:: Problem description ::
The entries below need to be written out exactly, with no pictures included.

(Data entries)
--- BEGIN ---

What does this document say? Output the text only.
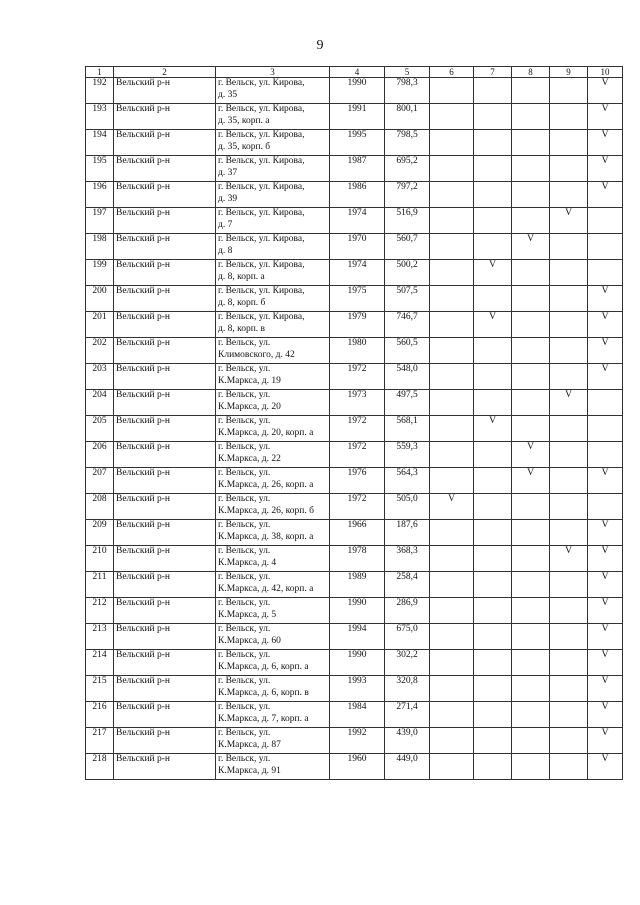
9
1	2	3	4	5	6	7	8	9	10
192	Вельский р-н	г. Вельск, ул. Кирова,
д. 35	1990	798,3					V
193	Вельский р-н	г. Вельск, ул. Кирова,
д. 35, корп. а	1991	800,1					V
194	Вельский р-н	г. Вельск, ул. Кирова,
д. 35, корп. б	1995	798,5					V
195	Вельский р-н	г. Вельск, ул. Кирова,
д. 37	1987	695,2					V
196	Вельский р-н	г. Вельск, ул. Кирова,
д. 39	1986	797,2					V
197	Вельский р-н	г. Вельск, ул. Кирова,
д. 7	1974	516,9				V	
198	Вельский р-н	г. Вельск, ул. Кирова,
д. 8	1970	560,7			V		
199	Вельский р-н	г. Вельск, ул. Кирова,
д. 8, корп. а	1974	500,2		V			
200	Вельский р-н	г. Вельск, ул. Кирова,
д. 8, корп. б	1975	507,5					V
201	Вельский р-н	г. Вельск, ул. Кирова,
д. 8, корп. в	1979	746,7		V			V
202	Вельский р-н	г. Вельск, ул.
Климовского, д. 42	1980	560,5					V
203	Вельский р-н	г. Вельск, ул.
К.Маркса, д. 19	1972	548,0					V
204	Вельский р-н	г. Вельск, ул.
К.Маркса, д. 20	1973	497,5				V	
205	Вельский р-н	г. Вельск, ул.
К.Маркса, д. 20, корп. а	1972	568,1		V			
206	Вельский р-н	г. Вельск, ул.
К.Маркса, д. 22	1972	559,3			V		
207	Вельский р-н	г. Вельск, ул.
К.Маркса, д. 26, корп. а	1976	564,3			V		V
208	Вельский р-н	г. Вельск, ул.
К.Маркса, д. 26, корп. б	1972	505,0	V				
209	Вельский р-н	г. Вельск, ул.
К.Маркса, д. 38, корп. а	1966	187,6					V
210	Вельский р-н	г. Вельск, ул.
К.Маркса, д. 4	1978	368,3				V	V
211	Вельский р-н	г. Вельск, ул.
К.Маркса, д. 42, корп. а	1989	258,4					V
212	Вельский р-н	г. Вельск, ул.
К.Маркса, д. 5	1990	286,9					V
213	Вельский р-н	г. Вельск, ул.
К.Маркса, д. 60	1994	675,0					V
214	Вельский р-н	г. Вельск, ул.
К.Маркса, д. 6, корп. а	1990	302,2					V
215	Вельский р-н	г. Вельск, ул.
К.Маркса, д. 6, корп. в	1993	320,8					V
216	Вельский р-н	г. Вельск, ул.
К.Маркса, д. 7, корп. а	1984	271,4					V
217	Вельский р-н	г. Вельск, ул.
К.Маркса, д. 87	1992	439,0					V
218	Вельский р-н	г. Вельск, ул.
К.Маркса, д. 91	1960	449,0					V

--- END ---

:: Output ::
What does this document say? Output the text only.
9
1	2	3	4	5	6	7	8	9	10
192	Вельский р-н	г. Вельск, ул. Кирова,
д. 35	1990	798,3					V
193	Вельский р-н	г. Вельск, ул. Кирова,
д. 35, корп. а	1991	800,1					V
194	Вельский р-н	г. Вельск, ул. Кирова,
д. 35, корп. б	1995	798,5					V
195	Вельский р-н	г. Вельск, ул. Кирова,
д. 37	1987	695,2					V
196	Вельский р-н	г. Вельск, ул. Кирова,
д. 39	1986	797,2					V
197	Вельский р-н	г. Вельск, ул. Кирова,
д. 7	1974	516,9				V	
198	Вельский р-н	г. Вельск, ул. Кирова,
д. 8	1970	560,7			V		
199	Вельский р-н	г. Вельск, ул. Кирова,
д. 8, корп. а	1974	500,2		V			
200	Вельский р-н	г. Вельск, ул. Кирова,
д. 8, корп. б	1975	507,5					V
201	Вельский р-н	г. Вельск, ул. Кирова,
д. 8, корп. в	1979	746,7		V			V
202	Вельский р-н	г. Вельск, ул.
Климовского, д. 42	1980	560,5					V
203	Вельский р-н	г. Вельск, ул.
К.Маркса, д. 19	1972	548,0					V
204	Вельский р-н	г. Вельск, ул.
К.Маркса, д. 20	1973	497,5				V	
205	Вельский р-н	г. Вельск, ул.
К.Маркса, д. 20, корп. а	1972	568,1		V			
206	Вельский р-н	г. Вельск, ул.
К.Маркса, д. 22	1972	559,3			V		
207	Вельский р-н	г. Вельск, ул.
К.Маркса, д. 26, корп. а	1976	564,3			V		V
208	Вельский р-н	г. Вельск, ул.
К.Маркса, д. 26, корп. б	1972	505,0	V				
209	Вельский р-н	г. Вельск, ул.
К.Маркса, д. 38, корп. а	1966	187,6					V
210	Вельский р-н	г. Вельск, ул.
К.Маркса, д. 4	1978	368,3				V	V
211	Вельский р-н	г. Вельск, ул.
К.Маркса, д. 42, корп. а	1989	258,4					V
212	Вельский р-н	г. Вельск, ул.
К.Маркса, д. 5	1990	286,9					V
213	Вельский р-н	г. Вельск, ул.
К.Маркса, д. 60	1994	675,0					V
214	Вельский р-н	г. Вельск, ул.
К.Маркса, д. 6, корп. а	1990	302,2					V
215	Вельский р-н	г. Вельск, ул.
К.Маркса, д. 6, корп. в	1993	320,8					V
216	Вельский р-н	г. Вельск, ул.
К.Маркса, д. 7, корп. а	1984	271,4					V
217	Вельский р-н	г. Вельск, ул.
К.Маркса, д. 87	1992	439,0					V
218	Вельский р-н	г. Вельск, ул.
К.Маркса, д. 91	1960	449,0					V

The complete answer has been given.